> _To be done_: Find "Parse this screenshot: output" in the data below; transcribe the line it appears on and each line after it, exactly, to the end, and nothing else.

— start The input —

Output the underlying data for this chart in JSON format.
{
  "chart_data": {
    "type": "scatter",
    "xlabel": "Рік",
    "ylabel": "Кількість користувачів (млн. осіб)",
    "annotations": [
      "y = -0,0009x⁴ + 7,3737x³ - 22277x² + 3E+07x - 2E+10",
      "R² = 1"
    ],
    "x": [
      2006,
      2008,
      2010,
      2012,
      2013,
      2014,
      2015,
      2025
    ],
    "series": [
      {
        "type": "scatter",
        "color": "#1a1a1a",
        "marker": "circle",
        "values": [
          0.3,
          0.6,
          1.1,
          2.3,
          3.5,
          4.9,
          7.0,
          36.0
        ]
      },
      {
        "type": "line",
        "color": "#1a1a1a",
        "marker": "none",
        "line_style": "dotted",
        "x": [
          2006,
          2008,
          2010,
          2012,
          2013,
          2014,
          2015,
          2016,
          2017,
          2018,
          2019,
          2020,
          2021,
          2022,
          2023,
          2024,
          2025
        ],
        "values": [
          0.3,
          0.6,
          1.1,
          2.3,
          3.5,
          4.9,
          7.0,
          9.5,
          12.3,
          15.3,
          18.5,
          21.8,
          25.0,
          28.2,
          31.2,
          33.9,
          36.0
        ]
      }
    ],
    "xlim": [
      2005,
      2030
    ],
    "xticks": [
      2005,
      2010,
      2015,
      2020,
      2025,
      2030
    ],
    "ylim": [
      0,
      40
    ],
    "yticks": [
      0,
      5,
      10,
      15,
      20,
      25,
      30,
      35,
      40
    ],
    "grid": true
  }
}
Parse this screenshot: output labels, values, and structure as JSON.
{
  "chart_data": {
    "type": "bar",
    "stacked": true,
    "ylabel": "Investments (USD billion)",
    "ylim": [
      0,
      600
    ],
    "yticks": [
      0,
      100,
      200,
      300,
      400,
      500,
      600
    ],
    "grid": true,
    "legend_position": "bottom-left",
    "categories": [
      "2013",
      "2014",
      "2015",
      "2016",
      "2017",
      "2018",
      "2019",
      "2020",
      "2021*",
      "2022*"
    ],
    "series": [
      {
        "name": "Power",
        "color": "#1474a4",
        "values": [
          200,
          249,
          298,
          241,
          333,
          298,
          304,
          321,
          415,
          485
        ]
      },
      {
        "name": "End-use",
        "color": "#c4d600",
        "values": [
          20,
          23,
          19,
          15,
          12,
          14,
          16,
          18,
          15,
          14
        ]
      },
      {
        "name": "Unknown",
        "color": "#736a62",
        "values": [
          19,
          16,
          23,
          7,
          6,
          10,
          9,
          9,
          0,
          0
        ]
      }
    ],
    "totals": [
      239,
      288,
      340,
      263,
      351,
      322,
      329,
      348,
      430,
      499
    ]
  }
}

— end The input —

> _Full answer_:
Parse this screenshot: output labels, values, and structure as JSON.
{
  "chart_data": {
    "type": "bar",
    "stacked": true,
    "ylabel": "Investments (USD billion)",
    "ylim": [
      0,
      600
    ],
    "yticks": [
      0,
      100,
      200,
      300,
      400,
      500,
      600
    ],
    "grid": true,
    "legend_position": "bottom-left",
    "categories": [
      "2013",
      "2014",
      "2015",
      "2016",
      "2017",
      "2018",
      "2019",
      "2020",
      "2021*",
      "2022*"
    ],
    "series": [
      {
        "name": "Power",
        "color": "#1474a4",
        "values": [
          200,
          249,
          298,
          241,
          333,
          298,
          304,
          321,
          415,
          485
        ]
      },
      {
        "name": "End-use",
        "color": "#c4d600",
        "values": [
          20,
          23,
          19,
          15,
          12,
          14,
          16,
          18,
          15,
          14
        ]
      },
      {
        "name": "Unknown",
        "color": "#736a62",
        "values": [
          19,
          16,
          23,
          7,
          6,
          10,
          9,
          9,
          0,
          0
        ]
      }
    ],
    "totals": [
      239,
      288,
      340,
      263,
      351,
      322,
      329,
      348,
      430,
      499
    ]
  }
}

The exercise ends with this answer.